> _Task_
Search the records that follow and extract every line containing the string "подошвы".

* * *

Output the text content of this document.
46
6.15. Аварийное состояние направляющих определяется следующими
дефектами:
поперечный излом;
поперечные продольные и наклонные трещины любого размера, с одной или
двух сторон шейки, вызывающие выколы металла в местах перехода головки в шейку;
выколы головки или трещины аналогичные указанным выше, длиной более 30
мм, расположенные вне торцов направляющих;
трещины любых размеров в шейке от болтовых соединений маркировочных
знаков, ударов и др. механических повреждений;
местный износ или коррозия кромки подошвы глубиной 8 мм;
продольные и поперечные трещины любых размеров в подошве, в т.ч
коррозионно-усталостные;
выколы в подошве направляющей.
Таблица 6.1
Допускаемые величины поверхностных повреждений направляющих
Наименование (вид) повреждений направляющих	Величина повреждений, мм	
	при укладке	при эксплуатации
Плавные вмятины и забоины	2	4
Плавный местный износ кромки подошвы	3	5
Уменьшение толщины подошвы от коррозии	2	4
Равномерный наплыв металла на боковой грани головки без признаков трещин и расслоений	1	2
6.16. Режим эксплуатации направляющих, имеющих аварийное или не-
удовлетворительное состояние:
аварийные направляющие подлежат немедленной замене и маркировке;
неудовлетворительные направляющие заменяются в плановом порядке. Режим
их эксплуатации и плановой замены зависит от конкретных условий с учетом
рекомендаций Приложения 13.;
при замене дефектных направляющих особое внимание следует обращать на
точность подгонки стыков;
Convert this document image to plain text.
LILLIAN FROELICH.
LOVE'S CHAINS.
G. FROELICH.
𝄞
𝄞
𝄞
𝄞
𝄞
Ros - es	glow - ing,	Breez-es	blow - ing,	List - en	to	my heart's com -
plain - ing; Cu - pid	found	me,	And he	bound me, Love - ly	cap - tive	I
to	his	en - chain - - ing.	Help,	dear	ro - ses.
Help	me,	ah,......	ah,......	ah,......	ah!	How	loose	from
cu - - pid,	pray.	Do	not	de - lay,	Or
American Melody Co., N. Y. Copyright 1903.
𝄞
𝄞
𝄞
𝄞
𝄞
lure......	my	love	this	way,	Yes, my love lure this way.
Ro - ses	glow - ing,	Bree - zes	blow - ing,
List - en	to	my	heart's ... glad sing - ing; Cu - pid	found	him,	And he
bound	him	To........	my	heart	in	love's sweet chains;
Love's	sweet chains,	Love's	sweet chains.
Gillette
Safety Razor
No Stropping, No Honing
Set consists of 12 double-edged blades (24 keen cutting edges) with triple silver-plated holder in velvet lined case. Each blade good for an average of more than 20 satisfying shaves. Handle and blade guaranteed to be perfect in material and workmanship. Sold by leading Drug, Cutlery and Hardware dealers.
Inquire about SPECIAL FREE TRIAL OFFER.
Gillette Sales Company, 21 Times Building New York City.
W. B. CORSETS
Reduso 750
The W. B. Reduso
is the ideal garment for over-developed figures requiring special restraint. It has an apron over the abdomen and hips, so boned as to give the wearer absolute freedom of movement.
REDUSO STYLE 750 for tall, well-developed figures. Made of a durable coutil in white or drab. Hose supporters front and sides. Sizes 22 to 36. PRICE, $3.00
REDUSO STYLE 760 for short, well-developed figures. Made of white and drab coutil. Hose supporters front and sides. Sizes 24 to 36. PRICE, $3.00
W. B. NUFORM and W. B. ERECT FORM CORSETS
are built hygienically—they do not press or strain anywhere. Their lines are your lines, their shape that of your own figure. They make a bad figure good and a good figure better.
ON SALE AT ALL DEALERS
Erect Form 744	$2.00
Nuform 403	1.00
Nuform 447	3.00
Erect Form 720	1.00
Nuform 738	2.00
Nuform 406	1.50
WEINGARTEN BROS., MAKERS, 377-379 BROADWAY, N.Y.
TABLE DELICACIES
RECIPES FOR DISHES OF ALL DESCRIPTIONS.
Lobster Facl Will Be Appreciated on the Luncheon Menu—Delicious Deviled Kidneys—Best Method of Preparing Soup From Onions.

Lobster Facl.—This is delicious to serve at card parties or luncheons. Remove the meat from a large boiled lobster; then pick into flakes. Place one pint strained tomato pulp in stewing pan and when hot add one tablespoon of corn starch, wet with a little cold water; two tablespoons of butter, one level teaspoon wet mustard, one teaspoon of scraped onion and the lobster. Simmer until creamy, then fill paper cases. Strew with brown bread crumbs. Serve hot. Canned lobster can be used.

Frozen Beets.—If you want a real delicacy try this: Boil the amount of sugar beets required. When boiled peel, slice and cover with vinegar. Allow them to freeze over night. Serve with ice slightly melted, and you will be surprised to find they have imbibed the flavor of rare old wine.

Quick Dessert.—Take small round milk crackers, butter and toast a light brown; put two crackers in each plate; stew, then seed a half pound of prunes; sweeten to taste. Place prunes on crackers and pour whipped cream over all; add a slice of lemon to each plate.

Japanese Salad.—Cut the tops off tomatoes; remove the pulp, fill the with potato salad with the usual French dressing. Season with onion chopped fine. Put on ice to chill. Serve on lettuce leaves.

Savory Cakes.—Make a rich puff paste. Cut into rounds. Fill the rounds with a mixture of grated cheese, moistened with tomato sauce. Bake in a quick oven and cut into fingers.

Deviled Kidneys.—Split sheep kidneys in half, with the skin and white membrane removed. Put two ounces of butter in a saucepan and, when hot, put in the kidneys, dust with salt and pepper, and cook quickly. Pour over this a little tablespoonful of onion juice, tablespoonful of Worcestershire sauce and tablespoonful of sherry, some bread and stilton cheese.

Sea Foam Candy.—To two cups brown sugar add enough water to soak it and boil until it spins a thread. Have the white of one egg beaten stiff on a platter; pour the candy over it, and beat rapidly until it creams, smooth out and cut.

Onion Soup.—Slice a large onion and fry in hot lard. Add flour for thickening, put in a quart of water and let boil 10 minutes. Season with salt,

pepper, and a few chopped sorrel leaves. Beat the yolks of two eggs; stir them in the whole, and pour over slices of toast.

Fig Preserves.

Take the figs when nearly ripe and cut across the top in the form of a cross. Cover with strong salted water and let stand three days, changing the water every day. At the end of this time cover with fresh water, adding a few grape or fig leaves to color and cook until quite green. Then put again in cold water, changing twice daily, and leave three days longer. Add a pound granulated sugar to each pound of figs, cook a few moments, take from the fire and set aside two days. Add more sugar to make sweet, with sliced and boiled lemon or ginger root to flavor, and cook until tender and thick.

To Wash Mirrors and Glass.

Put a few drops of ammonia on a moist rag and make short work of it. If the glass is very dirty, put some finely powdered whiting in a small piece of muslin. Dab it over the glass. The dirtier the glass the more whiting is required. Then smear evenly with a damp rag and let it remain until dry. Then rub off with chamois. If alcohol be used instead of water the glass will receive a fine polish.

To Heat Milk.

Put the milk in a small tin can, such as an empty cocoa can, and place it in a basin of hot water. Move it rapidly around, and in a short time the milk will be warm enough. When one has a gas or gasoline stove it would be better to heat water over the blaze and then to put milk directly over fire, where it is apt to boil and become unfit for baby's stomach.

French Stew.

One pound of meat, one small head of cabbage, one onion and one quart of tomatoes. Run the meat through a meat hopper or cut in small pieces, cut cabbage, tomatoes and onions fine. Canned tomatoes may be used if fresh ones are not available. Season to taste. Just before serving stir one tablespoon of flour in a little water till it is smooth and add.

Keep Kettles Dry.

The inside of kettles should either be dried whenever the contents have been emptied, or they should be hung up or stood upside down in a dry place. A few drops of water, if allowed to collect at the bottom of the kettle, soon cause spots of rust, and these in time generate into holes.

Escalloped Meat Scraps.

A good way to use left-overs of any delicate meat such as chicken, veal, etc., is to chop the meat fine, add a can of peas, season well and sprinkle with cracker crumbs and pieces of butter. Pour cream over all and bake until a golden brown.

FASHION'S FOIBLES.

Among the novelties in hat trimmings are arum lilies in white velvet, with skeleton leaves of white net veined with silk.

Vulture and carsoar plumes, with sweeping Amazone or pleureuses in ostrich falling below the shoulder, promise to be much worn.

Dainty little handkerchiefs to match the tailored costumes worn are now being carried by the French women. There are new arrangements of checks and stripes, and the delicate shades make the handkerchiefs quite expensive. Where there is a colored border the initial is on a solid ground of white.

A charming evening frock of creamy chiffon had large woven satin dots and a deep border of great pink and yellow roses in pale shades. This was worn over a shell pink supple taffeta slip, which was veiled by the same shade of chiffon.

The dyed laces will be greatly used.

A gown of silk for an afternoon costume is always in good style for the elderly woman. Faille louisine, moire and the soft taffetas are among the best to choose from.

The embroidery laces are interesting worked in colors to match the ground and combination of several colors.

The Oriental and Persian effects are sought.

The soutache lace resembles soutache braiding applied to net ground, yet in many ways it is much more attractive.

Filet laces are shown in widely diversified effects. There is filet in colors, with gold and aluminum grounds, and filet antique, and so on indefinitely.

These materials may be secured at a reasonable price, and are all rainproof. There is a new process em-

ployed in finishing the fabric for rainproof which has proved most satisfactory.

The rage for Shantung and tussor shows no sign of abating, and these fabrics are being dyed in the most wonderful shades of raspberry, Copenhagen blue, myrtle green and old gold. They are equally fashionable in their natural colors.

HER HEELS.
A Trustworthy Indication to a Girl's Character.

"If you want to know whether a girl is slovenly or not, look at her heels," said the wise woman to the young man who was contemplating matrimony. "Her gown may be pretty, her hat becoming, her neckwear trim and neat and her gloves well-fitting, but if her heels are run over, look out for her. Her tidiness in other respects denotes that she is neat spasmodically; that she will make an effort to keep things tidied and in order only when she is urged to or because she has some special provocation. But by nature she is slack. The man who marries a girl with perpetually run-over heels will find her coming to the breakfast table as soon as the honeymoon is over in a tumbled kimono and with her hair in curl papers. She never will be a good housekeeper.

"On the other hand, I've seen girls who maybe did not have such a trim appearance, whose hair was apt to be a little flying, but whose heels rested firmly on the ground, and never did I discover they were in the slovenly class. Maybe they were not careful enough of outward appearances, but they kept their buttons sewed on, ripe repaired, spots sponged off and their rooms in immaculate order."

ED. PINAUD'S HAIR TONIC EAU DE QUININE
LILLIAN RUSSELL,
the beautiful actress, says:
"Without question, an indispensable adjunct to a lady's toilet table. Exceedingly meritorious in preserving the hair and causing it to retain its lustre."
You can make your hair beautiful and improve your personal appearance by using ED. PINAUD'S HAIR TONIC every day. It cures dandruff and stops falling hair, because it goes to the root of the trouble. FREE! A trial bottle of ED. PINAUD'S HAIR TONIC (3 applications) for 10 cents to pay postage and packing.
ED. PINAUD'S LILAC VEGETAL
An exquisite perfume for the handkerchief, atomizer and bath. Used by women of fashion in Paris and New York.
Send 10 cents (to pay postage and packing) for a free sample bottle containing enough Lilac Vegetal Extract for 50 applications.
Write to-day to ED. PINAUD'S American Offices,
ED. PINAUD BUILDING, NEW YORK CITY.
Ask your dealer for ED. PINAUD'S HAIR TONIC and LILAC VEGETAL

* * *

> _Answer in full_
местный износ или коррозия кромки подошвы глубиной 8 мм;
Плавный местный износ кромки подошвы	3	5
Уменьшение толщины подошвы от коррозии	2	4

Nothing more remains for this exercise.